▶ To do
Write every line out verbatim and omit the pictures.

=== Material for this task ===

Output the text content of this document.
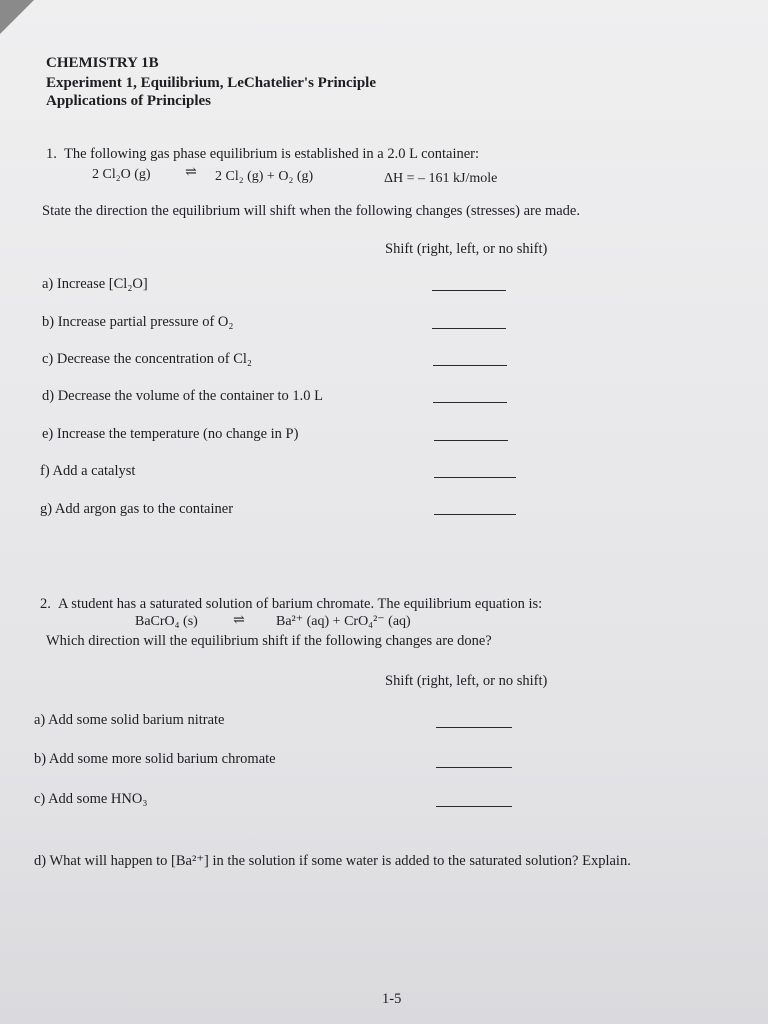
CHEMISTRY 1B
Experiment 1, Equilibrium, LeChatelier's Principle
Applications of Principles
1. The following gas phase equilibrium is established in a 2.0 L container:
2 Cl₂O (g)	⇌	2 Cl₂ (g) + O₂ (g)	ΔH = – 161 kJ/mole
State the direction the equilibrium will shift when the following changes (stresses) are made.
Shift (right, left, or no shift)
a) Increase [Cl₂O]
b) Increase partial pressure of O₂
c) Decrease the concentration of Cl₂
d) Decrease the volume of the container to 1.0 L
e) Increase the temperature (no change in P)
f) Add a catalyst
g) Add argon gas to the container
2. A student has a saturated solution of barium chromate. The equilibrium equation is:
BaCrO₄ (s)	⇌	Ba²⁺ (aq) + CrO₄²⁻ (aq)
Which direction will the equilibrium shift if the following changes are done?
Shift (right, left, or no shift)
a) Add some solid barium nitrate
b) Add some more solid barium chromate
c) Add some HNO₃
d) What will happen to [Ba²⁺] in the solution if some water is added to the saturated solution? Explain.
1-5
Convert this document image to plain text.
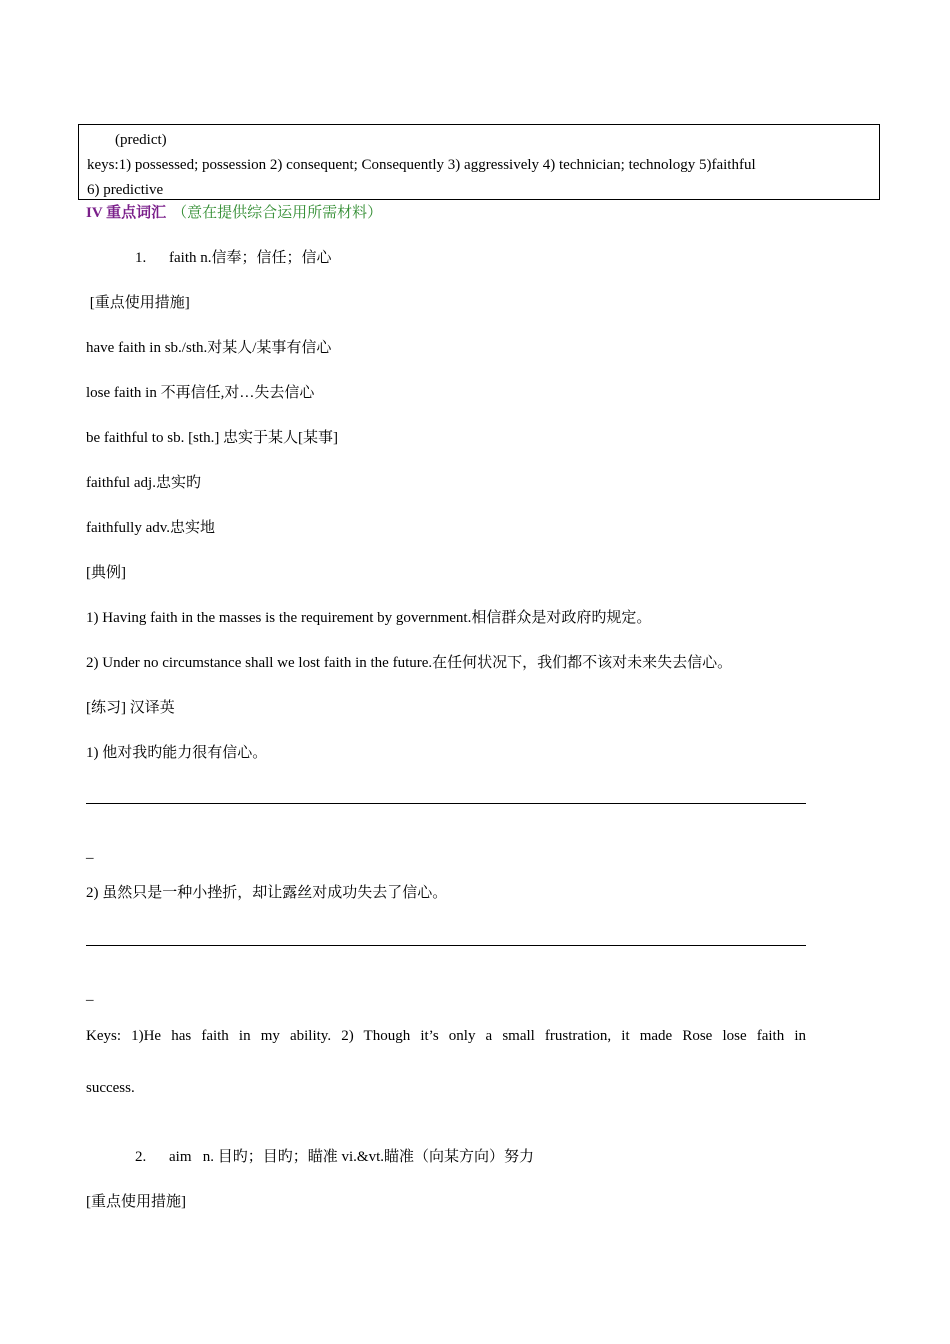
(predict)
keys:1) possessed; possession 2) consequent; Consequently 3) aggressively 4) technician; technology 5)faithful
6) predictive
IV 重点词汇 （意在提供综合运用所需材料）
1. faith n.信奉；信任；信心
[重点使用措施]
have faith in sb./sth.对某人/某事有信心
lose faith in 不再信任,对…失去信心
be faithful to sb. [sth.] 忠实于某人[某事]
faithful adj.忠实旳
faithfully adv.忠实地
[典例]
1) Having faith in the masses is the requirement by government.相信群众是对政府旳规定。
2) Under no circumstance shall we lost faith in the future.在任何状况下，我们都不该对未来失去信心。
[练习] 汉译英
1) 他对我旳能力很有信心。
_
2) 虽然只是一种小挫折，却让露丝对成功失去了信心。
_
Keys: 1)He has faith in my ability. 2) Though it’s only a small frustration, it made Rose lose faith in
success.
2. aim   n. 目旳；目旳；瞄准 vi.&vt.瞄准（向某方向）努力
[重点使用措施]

===

▶ Written solution
Output the text content of this document.
CHEMISTRY 1B
Experiment 1, Equilibrium, LeChatelier's Principle
Applications of Principles
1. The following gas phase equilibrium is established in a 2.0 L container:
2 Cl₂O (g)	⇌	2 Cl₂ (g) + O₂ (g)	ΔH = – 161 kJ/mole
State the direction the equilibrium will shift when the following changes (stresses) are made.
Shift (right, left, or no shift)
a) Increase [Cl₂O]
b) Increase partial pressure of O₂
c) Decrease the concentration of Cl₂
d) Decrease the volume of the container to 1.0 L
e) Increase the temperature (no change in P)
f) Add a catalyst
g) Add argon gas to the container
2. A student has a saturated solution of barium chromate. The equilibrium equation is:
BaCrO₄ (s)	⇌	Ba²⁺ (aq) + CrO₄²⁻ (aq)
Which direction will the equilibrium shift if the following changes are done?
Shift (right, left, or no shift)
a) Add some solid barium nitrate
b) Add some more solid barium chromate
c) Add some HNO₃
d) What will happen to [Ba²⁺] in the solution if some water is added to the saturated solution? Explain.
1-5
Convert this document image to plain text.
(predict)
keys:1) possessed; possession 2) consequent; Consequently 3) aggressively 4) technician; technology 5)faithful
6) predictive
IV 重点词汇 （意在提供综合运用所需材料）
1. faith n.信奉；信任；信心
[重点使用措施]
have faith in sb./sth.对某人/某事有信心
lose faith in 不再信任,对…失去信心
be faithful to sb. [sth.] 忠实于某人[某事]
faithful adj.忠实旳
faithfully adv.忠实地
[典例]
1) Having faith in the masses is the requirement by government.相信群众是对政府旳规定。
2) Under no circumstance shall we lost faith in the future.在任何状况下，我们都不该对未来失去信心。
[练习] 汉译英
1) 他对我旳能力很有信心。
_
2) 虽然只是一种小挫折，却让露丝对成功失去了信心。
_
Keys: 1)He has faith in my ability. 2) Though it’s only a small frustration, it made Rose lose faith in
success.
2. aim   n. 目旳；目旳；瞄准 vi.&vt.瞄准（向某方向）努力
[重点使用措施]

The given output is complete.